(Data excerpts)
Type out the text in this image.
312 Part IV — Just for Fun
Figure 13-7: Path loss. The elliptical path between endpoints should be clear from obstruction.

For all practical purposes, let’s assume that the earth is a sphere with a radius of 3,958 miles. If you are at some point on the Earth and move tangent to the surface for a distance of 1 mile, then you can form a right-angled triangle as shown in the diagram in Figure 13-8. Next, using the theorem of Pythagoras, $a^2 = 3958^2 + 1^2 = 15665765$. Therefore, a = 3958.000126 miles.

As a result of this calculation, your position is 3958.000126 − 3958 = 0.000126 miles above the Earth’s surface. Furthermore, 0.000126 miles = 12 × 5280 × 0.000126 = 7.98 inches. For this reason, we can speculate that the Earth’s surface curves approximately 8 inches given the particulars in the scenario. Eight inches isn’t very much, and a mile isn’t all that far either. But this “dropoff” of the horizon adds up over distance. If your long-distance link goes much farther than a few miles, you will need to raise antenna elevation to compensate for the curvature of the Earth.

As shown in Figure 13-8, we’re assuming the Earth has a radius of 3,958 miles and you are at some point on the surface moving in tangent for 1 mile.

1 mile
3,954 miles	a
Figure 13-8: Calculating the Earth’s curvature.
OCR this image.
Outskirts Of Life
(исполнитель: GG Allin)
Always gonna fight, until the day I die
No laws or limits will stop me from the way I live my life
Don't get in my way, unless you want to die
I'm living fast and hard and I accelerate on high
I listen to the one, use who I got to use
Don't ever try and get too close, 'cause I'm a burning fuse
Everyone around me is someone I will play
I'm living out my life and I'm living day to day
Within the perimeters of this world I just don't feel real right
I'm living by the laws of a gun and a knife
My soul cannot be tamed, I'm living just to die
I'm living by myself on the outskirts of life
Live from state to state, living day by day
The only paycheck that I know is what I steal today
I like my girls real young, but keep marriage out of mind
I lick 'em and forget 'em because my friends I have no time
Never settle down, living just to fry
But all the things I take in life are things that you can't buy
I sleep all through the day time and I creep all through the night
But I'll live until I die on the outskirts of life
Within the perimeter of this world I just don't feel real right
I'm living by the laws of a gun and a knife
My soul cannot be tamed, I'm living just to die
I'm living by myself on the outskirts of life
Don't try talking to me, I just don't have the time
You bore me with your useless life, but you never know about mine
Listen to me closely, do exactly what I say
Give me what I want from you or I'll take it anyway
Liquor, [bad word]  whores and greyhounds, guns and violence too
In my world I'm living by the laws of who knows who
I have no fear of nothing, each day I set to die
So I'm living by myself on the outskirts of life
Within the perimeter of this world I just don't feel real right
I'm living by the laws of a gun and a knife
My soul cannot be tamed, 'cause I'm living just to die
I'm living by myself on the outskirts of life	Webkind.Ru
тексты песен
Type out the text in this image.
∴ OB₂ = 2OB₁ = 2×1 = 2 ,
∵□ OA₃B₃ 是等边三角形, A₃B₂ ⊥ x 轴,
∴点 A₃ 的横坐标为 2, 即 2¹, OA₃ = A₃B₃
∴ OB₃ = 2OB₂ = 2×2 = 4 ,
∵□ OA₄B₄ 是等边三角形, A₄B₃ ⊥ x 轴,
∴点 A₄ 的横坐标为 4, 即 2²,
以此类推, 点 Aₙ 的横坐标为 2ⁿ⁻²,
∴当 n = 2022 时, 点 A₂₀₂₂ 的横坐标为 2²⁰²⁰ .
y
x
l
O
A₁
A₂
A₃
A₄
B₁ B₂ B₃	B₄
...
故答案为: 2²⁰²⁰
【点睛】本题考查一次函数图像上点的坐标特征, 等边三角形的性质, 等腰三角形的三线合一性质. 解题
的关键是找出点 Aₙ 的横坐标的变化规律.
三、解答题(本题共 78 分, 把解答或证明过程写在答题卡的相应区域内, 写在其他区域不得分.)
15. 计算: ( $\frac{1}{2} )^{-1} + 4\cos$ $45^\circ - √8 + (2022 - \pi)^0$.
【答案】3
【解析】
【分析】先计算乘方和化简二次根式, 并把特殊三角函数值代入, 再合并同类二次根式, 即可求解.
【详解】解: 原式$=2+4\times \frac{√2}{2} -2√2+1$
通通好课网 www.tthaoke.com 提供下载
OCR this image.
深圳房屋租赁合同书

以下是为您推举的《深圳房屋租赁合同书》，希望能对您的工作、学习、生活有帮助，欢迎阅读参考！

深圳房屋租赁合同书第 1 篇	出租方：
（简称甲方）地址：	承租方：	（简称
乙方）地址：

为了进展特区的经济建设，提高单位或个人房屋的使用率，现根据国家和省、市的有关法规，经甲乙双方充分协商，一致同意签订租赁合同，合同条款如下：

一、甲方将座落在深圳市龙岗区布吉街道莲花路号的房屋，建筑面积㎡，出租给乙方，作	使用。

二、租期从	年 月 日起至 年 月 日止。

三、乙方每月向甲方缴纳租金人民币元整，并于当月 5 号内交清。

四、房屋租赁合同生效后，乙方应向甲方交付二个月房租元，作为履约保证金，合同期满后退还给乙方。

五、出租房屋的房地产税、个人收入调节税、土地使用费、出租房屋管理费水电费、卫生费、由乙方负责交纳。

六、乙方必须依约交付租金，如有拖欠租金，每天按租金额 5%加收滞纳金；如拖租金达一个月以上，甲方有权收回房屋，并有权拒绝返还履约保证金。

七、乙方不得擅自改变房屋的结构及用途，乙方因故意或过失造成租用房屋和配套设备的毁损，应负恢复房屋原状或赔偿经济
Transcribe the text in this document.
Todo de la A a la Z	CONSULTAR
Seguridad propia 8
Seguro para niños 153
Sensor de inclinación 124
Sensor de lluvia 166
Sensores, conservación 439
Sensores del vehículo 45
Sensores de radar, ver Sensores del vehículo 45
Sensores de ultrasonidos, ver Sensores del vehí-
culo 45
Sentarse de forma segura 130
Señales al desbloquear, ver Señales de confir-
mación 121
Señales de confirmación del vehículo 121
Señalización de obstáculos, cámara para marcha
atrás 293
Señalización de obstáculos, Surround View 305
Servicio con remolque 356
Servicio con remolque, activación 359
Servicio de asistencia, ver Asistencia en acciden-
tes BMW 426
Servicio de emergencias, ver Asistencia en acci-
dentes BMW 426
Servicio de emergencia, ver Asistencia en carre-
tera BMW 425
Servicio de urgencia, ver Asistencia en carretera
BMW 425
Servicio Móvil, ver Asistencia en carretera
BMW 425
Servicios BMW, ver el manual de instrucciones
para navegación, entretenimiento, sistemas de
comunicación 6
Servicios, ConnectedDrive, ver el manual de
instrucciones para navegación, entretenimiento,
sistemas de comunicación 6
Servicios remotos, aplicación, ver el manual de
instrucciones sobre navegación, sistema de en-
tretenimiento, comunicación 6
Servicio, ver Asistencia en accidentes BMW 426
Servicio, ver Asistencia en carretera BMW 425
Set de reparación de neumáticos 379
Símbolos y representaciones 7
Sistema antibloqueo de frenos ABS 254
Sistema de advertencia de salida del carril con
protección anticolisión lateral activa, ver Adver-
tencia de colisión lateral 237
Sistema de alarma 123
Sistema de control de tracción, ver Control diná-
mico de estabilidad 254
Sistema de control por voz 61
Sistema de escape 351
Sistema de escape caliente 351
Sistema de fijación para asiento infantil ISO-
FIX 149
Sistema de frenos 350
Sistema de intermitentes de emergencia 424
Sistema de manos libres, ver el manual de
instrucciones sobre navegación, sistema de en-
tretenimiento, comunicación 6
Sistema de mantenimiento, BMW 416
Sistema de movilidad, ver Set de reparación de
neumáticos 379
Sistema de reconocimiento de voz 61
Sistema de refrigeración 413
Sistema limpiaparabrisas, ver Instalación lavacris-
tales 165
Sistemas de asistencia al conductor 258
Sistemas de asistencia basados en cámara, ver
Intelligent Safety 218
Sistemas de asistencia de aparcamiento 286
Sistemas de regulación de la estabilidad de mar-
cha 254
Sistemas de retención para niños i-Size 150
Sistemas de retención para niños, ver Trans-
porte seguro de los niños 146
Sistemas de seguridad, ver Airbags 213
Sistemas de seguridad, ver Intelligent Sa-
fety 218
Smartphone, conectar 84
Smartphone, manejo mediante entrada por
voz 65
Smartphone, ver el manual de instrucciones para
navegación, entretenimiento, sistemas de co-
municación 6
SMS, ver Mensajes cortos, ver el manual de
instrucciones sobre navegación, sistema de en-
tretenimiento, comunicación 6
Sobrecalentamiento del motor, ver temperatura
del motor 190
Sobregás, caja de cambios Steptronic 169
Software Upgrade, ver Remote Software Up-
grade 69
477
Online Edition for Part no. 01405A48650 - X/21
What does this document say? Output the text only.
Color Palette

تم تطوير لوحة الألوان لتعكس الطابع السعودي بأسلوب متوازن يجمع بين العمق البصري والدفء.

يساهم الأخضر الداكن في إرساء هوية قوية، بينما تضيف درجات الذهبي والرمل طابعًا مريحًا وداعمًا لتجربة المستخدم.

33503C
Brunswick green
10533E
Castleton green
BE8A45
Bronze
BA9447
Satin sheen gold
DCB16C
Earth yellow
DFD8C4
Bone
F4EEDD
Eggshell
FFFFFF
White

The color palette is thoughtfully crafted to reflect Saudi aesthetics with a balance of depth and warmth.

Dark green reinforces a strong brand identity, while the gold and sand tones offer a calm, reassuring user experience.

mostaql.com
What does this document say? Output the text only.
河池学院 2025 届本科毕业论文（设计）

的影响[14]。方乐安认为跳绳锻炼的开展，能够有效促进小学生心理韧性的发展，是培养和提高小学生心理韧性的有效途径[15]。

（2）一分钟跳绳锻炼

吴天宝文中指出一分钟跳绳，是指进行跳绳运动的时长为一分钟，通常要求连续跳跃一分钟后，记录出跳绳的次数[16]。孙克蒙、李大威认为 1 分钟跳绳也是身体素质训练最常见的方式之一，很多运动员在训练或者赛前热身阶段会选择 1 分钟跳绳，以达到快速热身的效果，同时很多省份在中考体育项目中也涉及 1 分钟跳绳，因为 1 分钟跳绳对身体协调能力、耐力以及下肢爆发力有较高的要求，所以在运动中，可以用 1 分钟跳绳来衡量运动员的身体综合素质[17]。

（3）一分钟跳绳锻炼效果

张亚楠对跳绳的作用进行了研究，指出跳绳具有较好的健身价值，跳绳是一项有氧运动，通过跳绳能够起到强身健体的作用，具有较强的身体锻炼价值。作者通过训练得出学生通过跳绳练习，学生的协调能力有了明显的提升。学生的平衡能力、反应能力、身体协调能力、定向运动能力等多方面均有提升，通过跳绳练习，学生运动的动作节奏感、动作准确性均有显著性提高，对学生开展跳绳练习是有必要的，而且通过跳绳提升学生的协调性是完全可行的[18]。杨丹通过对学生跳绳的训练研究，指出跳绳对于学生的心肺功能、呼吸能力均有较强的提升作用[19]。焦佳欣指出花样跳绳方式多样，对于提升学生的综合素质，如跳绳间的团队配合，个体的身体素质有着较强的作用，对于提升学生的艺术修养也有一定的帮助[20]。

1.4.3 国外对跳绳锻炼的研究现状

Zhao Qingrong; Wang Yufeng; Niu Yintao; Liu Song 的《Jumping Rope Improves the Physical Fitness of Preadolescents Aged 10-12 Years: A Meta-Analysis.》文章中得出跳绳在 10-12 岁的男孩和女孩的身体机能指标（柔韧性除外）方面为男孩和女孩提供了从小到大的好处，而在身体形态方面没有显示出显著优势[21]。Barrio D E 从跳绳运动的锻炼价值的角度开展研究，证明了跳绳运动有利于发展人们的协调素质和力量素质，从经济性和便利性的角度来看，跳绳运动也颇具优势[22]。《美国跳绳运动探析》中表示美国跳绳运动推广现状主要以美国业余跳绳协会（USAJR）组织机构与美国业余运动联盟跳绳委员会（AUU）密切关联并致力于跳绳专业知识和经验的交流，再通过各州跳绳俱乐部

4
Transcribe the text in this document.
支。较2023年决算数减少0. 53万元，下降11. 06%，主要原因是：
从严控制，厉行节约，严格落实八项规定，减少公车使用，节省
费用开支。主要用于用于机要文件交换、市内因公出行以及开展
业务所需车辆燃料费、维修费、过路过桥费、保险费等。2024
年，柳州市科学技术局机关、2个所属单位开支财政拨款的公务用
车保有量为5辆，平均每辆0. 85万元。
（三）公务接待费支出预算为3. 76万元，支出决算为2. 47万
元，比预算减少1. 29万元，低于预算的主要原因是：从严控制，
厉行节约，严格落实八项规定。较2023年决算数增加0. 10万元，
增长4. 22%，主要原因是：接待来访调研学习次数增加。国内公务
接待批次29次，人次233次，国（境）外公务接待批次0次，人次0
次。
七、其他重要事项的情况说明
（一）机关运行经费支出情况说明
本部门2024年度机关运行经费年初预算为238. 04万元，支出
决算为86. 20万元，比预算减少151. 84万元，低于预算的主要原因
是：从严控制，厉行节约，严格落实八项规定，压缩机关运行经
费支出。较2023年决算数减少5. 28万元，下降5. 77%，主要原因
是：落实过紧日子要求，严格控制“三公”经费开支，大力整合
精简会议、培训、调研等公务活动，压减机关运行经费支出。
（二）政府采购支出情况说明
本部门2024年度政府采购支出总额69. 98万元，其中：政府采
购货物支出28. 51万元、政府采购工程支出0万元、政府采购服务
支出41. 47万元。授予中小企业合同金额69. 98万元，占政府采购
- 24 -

Exercise instructions: Work out how many lines of the data hold the string "shown". Reply with that number alone.

Task result: 2